* **Usando as informações**
**A)** Extraia do texto da página, sem nenhuma alteração, o trecho que vai de "30/03/2021 04:00" até "aprovada no Congresso.".
**B)** Responda às perguntas abaixo com base no texto da página.
(i) Que posição o Brasil ocupa atualmente no ranking de facilidade para fazer negócios, e entre quantas nações?
(ii) Qual ministro deixou o cargo na tarde de ontem?
(iii) Quantos tuc-tucs elétricos a B2W Digital colocará nas ruas?

* **Texto da página**
━━━━━━━━

Pacote de medidas quer melhorar ambiente de negócios


30/03/2021 04:00

(foto: Luís Macedo/Câmara dos Deputados %u2013 4/3/20)
(foto: Luís Macedo/Câmara dos Deputados %u2013 4/3/20)

Entra e sai ano e o Brasil continua fazendo feio nos rankings que classificam os países de acordo com a facilidade para fazer negócios. Atualmente, o país ocupa a vexatória 124ª posição entre 190 nações. Na esperança de mudar o desempenho, o governo federal editou uma medida provisória (MP) que promete a simplificação de abertura de empresas, a proteção de investidores minoritários e a redução de burocracias no comércio exterior, entre outras medidas. A MP precisa ser aprovada no Congresso.

E as reformas econômicas, como ficam?

O presidente Jair Bolsonaro anunciou ontem uma espécie de reforma ministerial ao trocar o comando em seis pastas. Enquanto isso, as reformas estruturais, que têm potencial para destravar a economia e melhorar a vida de milhões de brasileiros, continuam emperradas, sem qualquer sinal de vida. Para piorar, o cenário de paralisia tende a permanecer até 2022, e é razoável supor que ele só mudará a partir de 2023, após o resultado da eleição presidencial. Não é só a interminável crise política que detém os ânimos reformistas. O agravamento da pandemia do coronavírus – o que é resultado, ressalte-se, dos erros grosseiros cometidos pelas autoridades na gestão da crise – tirou de cena qualquer possibilidade de se discutirem mudanças, por exemplo, nas regras tributárias. O governo perdeu o timing e parece ter deixado de lado a disposição para fazer as transformações econômicas necessárias. Pelo visto, reformas só mesmo nos altos escalões da administração.


“Vivemos uma crise política por dia”

Os grupos de WhatsApp ferveram na tarde de ontem com a saída do ministro da Defesa, Fernando Azevedo e Silva. Em um desses grupos, formado por empresários, a constatação geral é que o governo fica ainda mais enfraquecido no episódio. “É impressionante, vivemos uma crise política por dia”, escreveu um dos participantes, um jovem empresário da área de tecnologia. “Assim não há economia que resista.” O desânimo do setor produtivo com o governo está sendo transformado em desespero.

B2W investe em tuc-tucs para o transporte de mercadorias

A B2W Digital, dona das marcas Americanas, Submarino, Shoptime e Sou Barato, colocará nas ruas uma frota de 90 tuc-tucs elétricos para a entrega de produtos vendidos nas plataformas digitais. Segundo a empresa, os veículos – parecidos com aqueles triciclos que fazem sucesso na Ásia – vão atuar principalmente nas capitais do Sudeste, Sul e Nordeste do país e são capazes de transportar até 600 quilos de mercadorias, muito mais do que uma motocicleta convencional.

━━━━━━━━

* **Registros do conjunto**
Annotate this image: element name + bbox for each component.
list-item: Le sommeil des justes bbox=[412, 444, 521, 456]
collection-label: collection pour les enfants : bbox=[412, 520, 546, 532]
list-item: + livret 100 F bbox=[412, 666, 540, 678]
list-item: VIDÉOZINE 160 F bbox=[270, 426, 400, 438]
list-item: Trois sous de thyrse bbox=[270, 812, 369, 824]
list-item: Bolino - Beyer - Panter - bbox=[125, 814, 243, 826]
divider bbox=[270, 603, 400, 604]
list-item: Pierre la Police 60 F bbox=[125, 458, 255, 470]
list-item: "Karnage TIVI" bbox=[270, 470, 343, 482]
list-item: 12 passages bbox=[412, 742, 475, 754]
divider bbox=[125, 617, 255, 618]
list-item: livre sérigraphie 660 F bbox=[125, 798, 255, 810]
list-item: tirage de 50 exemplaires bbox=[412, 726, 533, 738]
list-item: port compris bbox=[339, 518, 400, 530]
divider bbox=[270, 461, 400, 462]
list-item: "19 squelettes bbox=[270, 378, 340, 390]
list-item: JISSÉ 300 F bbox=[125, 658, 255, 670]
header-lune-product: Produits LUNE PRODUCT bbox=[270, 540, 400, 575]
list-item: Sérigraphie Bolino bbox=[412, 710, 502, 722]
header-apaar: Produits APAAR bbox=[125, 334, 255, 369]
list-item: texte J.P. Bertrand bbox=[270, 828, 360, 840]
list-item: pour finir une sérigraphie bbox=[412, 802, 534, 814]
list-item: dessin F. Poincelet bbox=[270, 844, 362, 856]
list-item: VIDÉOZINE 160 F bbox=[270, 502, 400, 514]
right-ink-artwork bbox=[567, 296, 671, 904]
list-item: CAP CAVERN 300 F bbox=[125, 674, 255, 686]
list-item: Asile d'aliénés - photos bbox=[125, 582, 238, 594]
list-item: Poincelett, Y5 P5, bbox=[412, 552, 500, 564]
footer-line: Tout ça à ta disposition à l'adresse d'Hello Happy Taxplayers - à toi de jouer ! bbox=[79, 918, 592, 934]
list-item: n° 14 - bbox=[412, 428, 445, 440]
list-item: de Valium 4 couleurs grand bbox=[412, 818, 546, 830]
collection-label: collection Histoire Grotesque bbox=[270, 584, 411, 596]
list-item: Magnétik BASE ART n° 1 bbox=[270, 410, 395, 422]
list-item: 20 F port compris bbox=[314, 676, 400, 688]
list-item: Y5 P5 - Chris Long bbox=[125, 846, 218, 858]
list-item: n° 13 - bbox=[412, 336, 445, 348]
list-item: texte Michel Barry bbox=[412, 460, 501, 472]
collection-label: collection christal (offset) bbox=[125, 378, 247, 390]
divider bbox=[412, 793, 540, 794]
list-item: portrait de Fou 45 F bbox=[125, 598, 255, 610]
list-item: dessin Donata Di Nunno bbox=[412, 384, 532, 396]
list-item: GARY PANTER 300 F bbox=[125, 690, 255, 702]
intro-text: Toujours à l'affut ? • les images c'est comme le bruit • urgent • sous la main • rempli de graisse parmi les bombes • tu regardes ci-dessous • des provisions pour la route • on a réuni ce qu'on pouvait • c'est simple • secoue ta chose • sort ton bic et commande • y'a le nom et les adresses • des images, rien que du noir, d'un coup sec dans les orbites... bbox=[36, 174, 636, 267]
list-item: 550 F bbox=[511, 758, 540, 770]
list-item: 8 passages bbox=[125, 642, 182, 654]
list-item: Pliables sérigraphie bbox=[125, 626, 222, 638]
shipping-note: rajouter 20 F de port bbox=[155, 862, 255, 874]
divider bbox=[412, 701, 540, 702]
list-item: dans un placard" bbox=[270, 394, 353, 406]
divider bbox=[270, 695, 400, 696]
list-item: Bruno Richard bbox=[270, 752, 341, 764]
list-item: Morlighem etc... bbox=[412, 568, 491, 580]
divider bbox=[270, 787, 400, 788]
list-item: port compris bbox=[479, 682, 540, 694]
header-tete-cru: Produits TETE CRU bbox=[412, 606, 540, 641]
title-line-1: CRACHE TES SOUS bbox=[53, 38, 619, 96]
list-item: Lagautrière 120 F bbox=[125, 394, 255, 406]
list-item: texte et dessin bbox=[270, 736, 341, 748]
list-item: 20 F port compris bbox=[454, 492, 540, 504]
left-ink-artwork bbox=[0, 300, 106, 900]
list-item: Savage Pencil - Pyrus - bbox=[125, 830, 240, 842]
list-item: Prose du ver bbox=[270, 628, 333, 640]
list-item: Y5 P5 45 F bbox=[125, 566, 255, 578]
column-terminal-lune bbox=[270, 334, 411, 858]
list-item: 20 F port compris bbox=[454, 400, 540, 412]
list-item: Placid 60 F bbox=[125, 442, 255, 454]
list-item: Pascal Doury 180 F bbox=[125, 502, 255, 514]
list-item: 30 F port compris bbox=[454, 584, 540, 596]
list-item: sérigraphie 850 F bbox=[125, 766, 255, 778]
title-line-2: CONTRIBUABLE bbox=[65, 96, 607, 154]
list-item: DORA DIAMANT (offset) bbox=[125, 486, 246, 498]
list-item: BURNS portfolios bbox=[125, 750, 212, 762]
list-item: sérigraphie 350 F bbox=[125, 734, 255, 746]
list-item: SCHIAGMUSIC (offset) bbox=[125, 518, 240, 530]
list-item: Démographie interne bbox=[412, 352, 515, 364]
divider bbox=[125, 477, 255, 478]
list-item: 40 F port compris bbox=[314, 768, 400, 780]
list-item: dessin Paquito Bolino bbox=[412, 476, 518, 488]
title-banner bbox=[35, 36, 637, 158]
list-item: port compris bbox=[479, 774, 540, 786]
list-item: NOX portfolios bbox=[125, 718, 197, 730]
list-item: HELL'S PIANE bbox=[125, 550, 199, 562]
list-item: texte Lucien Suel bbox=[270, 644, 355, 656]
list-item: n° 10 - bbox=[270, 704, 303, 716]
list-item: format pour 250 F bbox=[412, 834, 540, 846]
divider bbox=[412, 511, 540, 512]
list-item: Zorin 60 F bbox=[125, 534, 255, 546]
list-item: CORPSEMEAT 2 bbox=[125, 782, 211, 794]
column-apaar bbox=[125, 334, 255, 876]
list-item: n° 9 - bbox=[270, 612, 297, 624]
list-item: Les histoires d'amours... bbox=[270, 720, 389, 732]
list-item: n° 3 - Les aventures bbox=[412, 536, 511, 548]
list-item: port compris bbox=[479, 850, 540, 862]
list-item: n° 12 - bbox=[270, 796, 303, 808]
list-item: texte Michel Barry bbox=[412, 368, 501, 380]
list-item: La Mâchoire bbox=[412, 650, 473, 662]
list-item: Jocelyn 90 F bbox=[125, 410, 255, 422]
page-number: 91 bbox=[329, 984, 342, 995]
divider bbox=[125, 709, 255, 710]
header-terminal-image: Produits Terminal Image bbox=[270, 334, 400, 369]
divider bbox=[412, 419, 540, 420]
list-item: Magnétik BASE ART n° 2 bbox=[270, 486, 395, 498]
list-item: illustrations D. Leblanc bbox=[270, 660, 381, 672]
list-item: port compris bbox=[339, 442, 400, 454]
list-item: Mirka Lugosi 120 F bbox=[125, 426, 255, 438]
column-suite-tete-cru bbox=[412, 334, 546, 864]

━━━━━━━━

* **Respostas a seguir**
**A)**
30/03/2021 04:00

(foto: Luís Macedo/Câmara dos Deputados %u2013 4/3/20)
(foto: Luís Macedo/Câmara dos Deputados %u2013 4/3/20)

Entra e sai ano e o Brasil continua fazendo feio nos rankings que classificam os países de acordo com a facilidade para fazer negócios. Atualmente, o país ocupa a vexatória 124ª posição entre 190 nações. Na esperança de mudar o desempenho, o governo federal editou uma medida provisória (MP) que promete a simplificação de abertura de empresas, a proteção de investidores minoritários e a redução de burocracias no comércio exterior, entre outras medidas. A MP precisa ser aprovada no Congresso.

**B)**
(i) A 124ª posição, entre 190 nações.
(ii) Fernando Azevedo e Silva, ministro da Defesa.
(iii) 90 tuc-tucs elétricos.